**Article**.
++++++++

Mike-Giancarlo photo
The conjoint Pathfinder Award for walking an extra 10 km in the rain on the hardest day of the Camino goes to Mike, the Marquette heart-throb.

 

 

 

 

 
Andrea-Giancarlo photo
The Vince Lombardi Award for a granite head and the offer to tackle anyone goes to Andrea, our resident engineer and rugby player.

 

 

 

 

 
Katie-Hailey photo
The Snookie Award for being Joanne and entertaining us all, while getting a branch-full of nature in the eye, goes to Katie.

 

 

 

 

 
Julianna-Giancarlo photo
The coveted Coco Chanel Award for being best dressed by virtue of actually wearing a dress and remaining cool, calm and collected (except with Chase bank) goes to Julianna.

 

 

 

 

 
Tom-Amy photo
The Seinfeld Award for stealth standup or lie-down comedy, with a Bill Clinton badge for playing the sax (and who knows what else), goes to Tom.

 

 

 

 

 
Matt-Giancarlo photo
The “Mud Hill” Award for carrying someone else’s pack to La Laguna while claiming he’s not a nice guy goes to Matt.

++++++++

**Provided data**.
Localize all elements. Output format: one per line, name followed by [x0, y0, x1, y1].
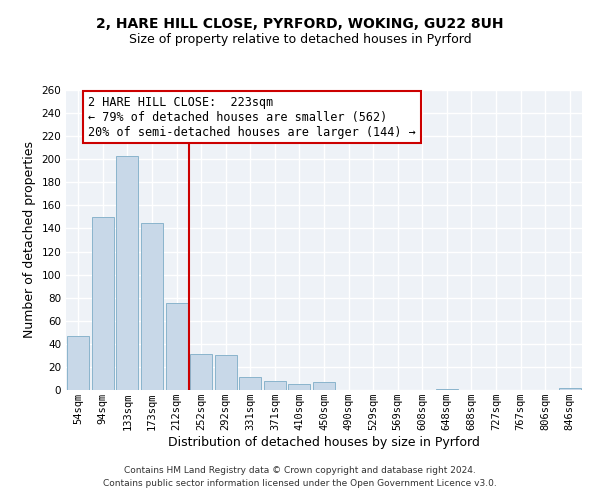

++++++++

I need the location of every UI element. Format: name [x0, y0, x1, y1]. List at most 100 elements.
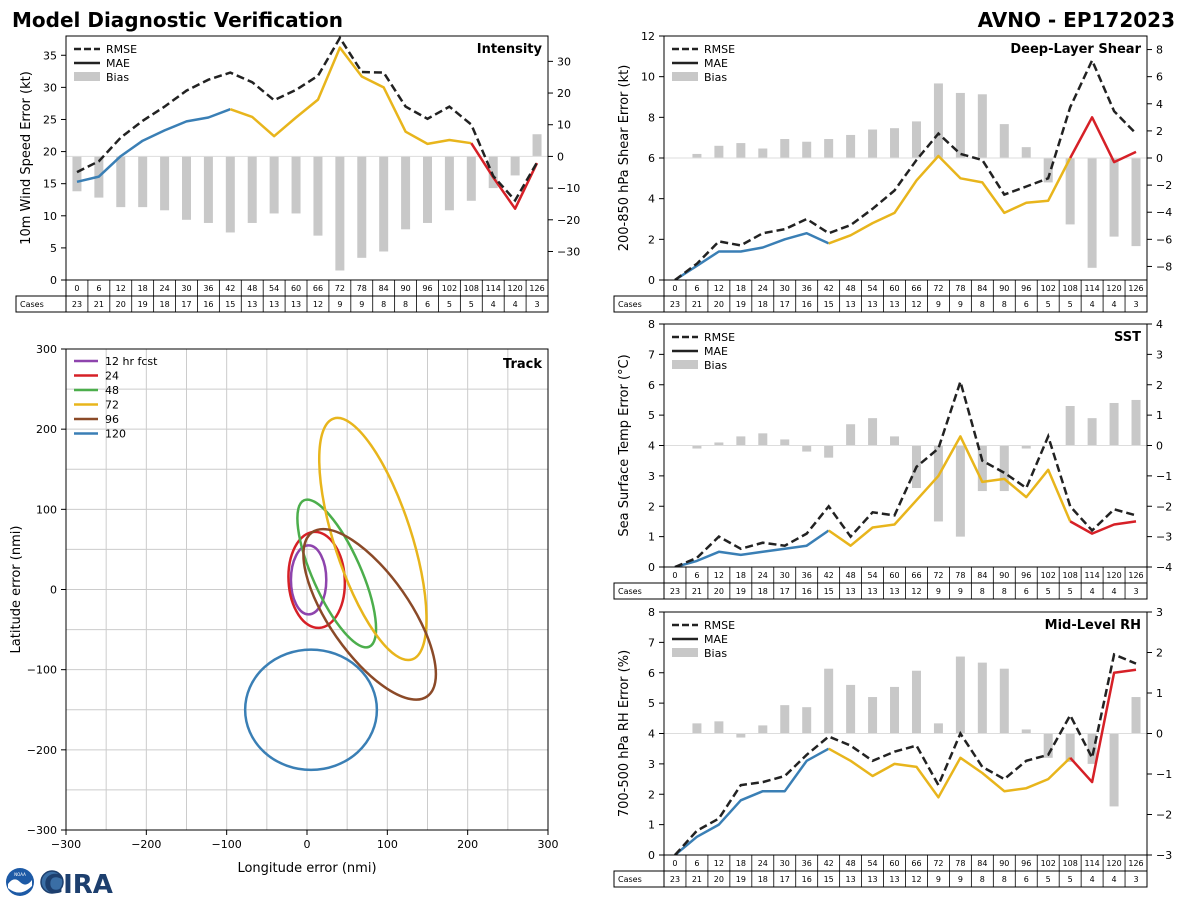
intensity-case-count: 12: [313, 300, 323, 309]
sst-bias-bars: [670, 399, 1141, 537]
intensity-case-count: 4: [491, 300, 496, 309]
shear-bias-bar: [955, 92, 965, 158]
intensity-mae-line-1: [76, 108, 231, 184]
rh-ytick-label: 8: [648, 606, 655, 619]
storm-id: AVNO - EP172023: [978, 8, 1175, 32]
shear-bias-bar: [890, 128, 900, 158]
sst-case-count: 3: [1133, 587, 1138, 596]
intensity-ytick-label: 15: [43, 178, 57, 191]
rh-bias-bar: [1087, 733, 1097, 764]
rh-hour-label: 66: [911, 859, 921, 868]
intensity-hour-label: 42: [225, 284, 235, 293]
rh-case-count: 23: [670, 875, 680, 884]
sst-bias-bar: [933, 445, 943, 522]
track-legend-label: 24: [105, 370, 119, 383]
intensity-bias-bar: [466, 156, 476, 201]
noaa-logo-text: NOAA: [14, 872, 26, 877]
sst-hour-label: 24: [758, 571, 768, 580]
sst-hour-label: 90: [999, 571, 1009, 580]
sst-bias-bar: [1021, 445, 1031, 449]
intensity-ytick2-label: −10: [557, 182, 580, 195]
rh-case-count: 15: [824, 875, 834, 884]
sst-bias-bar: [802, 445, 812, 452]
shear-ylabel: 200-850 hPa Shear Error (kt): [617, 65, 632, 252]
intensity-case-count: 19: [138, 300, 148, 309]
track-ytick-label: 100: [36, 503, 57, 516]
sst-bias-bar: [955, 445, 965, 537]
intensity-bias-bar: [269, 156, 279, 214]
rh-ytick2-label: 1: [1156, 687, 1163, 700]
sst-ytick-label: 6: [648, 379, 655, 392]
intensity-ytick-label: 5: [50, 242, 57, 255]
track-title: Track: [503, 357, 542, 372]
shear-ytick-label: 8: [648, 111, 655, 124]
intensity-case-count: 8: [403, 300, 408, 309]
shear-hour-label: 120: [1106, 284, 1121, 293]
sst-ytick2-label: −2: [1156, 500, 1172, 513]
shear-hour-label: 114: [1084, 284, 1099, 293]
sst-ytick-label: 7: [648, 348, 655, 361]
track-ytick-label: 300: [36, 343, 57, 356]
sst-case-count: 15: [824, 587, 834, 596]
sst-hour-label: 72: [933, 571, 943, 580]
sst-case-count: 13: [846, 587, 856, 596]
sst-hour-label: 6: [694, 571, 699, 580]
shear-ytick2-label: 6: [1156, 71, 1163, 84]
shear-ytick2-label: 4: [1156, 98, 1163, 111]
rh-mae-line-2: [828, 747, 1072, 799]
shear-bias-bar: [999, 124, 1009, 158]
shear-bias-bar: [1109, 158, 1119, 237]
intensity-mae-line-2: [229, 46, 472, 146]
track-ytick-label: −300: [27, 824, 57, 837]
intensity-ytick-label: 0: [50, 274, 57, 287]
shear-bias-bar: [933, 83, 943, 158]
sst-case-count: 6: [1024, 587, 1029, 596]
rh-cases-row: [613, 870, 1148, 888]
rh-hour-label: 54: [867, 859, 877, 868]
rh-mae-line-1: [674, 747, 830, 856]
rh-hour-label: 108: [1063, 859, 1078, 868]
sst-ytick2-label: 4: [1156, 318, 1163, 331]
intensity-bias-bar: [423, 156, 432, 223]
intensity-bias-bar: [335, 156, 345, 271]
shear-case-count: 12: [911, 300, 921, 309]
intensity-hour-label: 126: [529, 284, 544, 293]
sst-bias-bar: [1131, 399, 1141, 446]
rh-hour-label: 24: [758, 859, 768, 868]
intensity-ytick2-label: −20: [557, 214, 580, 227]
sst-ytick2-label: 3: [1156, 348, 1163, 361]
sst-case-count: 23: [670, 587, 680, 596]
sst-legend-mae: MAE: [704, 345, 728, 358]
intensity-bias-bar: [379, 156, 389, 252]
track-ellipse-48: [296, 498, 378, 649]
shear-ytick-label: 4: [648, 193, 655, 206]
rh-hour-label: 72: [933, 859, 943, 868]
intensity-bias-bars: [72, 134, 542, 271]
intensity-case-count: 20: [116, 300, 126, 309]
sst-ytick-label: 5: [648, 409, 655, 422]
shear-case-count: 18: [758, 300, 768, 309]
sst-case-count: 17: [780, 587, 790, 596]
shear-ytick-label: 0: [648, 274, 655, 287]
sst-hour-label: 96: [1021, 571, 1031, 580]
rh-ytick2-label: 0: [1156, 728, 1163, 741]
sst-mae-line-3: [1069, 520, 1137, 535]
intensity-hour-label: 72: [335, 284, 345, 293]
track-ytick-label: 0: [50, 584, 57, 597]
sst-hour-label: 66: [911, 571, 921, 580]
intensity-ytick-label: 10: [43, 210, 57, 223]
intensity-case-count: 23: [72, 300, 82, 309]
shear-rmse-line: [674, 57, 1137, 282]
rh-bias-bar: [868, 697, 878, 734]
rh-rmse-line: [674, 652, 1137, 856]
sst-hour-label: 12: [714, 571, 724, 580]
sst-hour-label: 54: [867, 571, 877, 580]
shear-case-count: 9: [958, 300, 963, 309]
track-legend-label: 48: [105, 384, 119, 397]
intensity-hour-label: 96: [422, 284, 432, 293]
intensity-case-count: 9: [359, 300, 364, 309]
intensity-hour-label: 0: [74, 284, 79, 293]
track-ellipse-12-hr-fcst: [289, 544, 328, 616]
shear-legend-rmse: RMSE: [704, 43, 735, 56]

++++++++

**Work to do**.
a) In the Camino awards list, who receives the Vince Lombardi Award?
b) Please carry on the Camino awards list from its last line, the "Mud Hill" Award going to Matt, keeping the same style.
The entries stand apart from the Camino awards list and are separate material.

**Exercise responses**.
a) Andrea, the resident engineer and rugby player.

b)
Giancarlo-Giancarlo photo
The Tony Bennett Crooner Award goes to Giancarlo, the singing psychopath who may never show his dark side, except perhaps to his nonna.

 

 

 

 

 
Nicole-Amy photo
In this version of the Hunger Games, the Hair on Fire Award goes to Nicole, the mollusc-free pundit who has read everything.

 

 

 

 

 
Hailey-Giancarlo photo
The Florence Nightingale Award and this year’s Energizer Bunny Award go to Hailey, the neon-colored health care professional who may have neither had nor lanced a blister.

 

 

 

 

 
Allie-Giancarlo photo
The Little House on the Prairie Award for offering to teach in Spain’s smallest village goes to Allie, our own bipolar (i.e., walking with two sticks) peregrina.

 

 

 

 

 
Rickie-Giancarlo photo
The combined Steve Jobs and Rock of Ages Award for tech savvy, maintaining the blog, and bonhomie mit Rhythmus goes to Ricky.

 

 

 

 

 
Rachel-Hailey photo
The Kierkegaard Award for philosophical eccentricities goes to Rachel, the tireless student of religion and society who has confirmed a love for ritual, beer and taxi service.

 

 

 

 

 

THE AWARD COMMITTEE
Gyug-Amy photo Myers-Giancarlo photo

 

PHOTO CREDITS: Photos of Allie, Mike, Andrea, Julianna, Giancarlo, Ricky, Hailey, Amy, Matt and Dr Myers by Giancarlo Milea; photos of Alyssa, Rachel, Katie by Hailey Cox; photos of Nicole, Tom and Dr Gyug by Amy Gembara.

June 5-6: Santiago!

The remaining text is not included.